Work to do -> Could you extract every entry below and reproduce it exactly?

──────────────────────────────

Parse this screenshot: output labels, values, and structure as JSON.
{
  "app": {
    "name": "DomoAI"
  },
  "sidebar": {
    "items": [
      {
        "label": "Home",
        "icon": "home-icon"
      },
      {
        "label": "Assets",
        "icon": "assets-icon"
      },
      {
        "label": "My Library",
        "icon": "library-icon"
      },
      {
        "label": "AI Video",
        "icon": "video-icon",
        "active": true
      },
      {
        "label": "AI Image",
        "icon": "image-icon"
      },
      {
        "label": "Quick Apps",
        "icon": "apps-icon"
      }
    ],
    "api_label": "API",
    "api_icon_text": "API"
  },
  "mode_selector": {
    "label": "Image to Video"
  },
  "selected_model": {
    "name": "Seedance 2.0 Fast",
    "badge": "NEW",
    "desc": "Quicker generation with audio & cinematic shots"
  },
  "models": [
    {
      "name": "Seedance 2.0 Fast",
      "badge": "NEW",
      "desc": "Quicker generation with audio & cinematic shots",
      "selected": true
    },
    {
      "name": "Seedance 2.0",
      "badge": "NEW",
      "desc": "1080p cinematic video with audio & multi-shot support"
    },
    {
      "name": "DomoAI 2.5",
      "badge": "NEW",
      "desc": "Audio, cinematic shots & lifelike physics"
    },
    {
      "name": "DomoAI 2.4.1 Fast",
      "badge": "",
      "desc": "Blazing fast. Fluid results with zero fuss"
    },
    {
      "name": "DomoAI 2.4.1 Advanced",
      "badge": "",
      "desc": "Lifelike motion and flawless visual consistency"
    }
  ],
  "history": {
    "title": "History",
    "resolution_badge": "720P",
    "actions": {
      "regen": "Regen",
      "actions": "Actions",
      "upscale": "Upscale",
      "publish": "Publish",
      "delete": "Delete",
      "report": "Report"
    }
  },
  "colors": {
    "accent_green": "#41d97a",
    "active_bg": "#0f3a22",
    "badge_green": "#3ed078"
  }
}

──────────────────────────────

Output of the task ->
Parse this screenshot: output labels, values, and structure as JSON.
{
  "app": {
    "name": "DomoAI"
  },
  "sidebar": {
    "items": [
      {
        "label": "Home",
        "icon": "home-icon"
      },
      {
        "label": "Assets",
        "icon": "assets-icon"
      },
      {
        "label": "My Library",
        "icon": "library-icon"
      },
      {
        "label": "AI Video",
        "icon": "video-icon",
        "active": true
      },
      {
        "label": "AI Image",
        "icon": "image-icon"
      },
      {
        "label": "Quick Apps",
        "icon": "apps-icon"
      }
    ],
    "api_label": "API",
    "api_icon_text": "API"
  },
  "mode_selector": {
    "label": "Image to Video"
  },
  "selected_model": {
    "name": "Seedance 2.0 Fast",
    "badge": "NEW",
    "desc": "Quicker generation with audio & cinematic shots"
  },
  "models": [
    {
      "name": "Seedance 2.0 Fast",
      "badge": "NEW",
      "desc": "Quicker generation with audio & cinematic shots",
      "selected": true
    },
    {
      "name": "Seedance 2.0",
      "badge": "NEW",
      "desc": "1080p cinematic video with audio & multi-shot support"
    },
    {
      "name": "DomoAI 2.5",
      "badge": "NEW",
      "desc": "Audio, cinematic shots & lifelike physics"
    },
    {
      "name": "DomoAI 2.4.1 Fast",
      "badge": "",
      "desc": "Blazing fast. Fluid results with zero fuss"
    },
    {
      "name": "DomoAI 2.4.1 Advanced",
      "badge": "",
      "desc": "Lifelike motion and flawless visual consistency"
    }
  ],
  "history": {
    "title": "History",
    "resolution_badge": "720P",
    "actions": {
      "regen": "Regen",
      "actions": "Actions",
      "upscale": "Upscale",
      "publish": "Publish",
      "delete": "Delete",
      "report": "Report"
    }
  },
  "colors": {
    "accent_green": "#41d97a",
    "active_bg": "#0f3a22",
    "badge_green": "#3ed078"
  }
}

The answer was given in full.